Data entries
◇ ◇ ◇ ◇

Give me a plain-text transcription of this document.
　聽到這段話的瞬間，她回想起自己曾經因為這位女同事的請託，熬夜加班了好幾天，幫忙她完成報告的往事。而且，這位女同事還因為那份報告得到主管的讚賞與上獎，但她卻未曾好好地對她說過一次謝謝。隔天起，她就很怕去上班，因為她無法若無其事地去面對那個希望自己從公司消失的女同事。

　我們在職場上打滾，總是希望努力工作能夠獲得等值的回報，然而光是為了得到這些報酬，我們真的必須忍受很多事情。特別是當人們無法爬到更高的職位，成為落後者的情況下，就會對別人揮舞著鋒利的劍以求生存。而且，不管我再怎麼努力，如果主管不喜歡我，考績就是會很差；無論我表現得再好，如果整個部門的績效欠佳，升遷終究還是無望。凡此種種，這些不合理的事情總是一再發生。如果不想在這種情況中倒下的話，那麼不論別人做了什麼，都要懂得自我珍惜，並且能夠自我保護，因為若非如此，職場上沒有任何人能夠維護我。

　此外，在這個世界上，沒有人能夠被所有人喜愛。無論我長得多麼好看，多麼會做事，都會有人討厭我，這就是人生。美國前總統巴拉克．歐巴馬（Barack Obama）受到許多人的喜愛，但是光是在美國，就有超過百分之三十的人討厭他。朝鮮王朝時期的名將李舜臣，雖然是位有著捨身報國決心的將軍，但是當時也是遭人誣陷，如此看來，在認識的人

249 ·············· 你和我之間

◇ ◇ ◇ ◇

Write the listing out again, exactly as it reads.

* [SOLVED EXERCISE]
Give me a plain-text transcription of this document.
　聽到這段話的瞬間，她回想起自己曾經因為這位女同事的請託，熬夜加班了好幾天，幫忙她完成報告的往事。而且，這位女同事還因為那份報告得到主管的讚賞與上獎，但她卻未曾好好地對她說過一次謝謝。隔天起，她就很怕去上班，因為她無法若無其事地去面對那個希望自己從公司消失的女同事。

　我們在職場上打滾，總是希望努力工作能夠獲得等值的回報，然而光是為了得到這些報酬，我們真的必須忍受很多事情。特別是當人們無法爬到更高的職位，成為落後者的情況下，就會對別人揮舞著鋒利的劍以求生存。而且，不管我再怎麼努力，如果主管不喜歡我，考績就是會很差；無論我表現得再好，如果整個部門的績效欠佳，升遷終究還是無望。凡此種種，這些不合理的事情總是一再發生。如果不想在這種情況中倒下的話，那麼不論別人做了什麼，都要懂得自我珍惜，並且能夠自我保護，因為若非如此，職場上沒有任何人能夠維護我。

　此外，在這個世界上，沒有人能夠被所有人喜愛。無論我長得多麼好看，多麼會做事，都會有人討厭我，這就是人生。美國前總統巴拉克．歐巴馬（Barack Obama）受到許多人的喜愛，但是光是在美國，就有超過百分之三十的人討厭他。朝鮮王朝時期的名將李舜臣，雖然是位有著捨身報國決心的將軍，但是當時也是遭人誣陷，如此看來，在認識的人

249 ·············· 你和我之間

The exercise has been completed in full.